Recorded data:
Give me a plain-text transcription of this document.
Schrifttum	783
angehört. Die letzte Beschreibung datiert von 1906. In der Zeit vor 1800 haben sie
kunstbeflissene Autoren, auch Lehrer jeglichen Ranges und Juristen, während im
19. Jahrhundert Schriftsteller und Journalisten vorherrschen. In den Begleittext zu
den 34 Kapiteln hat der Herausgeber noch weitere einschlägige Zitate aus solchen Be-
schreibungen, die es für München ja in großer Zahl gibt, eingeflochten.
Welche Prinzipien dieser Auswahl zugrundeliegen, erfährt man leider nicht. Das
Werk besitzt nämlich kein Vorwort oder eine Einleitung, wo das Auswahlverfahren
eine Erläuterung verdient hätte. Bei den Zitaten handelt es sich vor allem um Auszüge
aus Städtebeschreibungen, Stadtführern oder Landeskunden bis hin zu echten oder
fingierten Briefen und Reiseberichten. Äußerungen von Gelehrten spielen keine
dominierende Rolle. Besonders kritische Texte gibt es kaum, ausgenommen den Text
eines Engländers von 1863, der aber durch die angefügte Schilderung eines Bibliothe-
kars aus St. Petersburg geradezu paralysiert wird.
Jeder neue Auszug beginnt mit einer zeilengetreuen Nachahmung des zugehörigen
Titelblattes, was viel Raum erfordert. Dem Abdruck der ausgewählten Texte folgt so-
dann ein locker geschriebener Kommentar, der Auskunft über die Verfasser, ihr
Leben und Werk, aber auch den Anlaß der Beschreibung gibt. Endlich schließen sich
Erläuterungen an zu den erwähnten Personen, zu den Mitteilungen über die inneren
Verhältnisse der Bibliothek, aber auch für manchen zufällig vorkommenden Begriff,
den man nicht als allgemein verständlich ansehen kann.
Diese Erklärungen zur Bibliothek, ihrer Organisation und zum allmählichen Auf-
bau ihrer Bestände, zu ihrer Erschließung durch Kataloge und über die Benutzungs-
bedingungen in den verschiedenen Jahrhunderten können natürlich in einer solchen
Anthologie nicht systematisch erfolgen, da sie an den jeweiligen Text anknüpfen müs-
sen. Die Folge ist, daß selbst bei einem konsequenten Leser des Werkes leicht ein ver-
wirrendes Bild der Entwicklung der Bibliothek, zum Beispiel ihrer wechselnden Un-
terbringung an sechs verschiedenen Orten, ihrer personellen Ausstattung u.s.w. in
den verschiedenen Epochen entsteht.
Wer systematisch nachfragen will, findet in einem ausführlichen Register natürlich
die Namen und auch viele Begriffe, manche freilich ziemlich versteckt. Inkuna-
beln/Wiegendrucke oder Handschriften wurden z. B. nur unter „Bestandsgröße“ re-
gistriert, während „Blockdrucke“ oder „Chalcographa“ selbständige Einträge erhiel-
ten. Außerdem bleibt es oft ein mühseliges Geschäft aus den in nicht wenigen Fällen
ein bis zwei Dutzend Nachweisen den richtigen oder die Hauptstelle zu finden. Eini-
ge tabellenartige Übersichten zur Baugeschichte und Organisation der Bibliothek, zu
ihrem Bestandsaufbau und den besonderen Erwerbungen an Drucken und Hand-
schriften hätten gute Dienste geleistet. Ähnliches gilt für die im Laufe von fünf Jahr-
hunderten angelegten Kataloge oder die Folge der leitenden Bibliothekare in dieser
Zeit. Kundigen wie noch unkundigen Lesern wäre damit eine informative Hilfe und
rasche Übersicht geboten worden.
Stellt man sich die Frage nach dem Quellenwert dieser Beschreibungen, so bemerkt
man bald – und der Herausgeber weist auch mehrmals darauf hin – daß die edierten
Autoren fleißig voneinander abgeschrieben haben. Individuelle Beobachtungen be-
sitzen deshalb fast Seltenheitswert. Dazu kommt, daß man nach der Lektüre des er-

Your instructions:
Only lines with the string "Herausgeber" belong in the answer; copy each of them from the listing.

Response:
den 34 Kapiteln hat der Herausgeber noch weitere einschlägige Zitate aus solchen Be-
man bald – und der Herausgeber weist auch mehrmals darauf hin – daß die edierten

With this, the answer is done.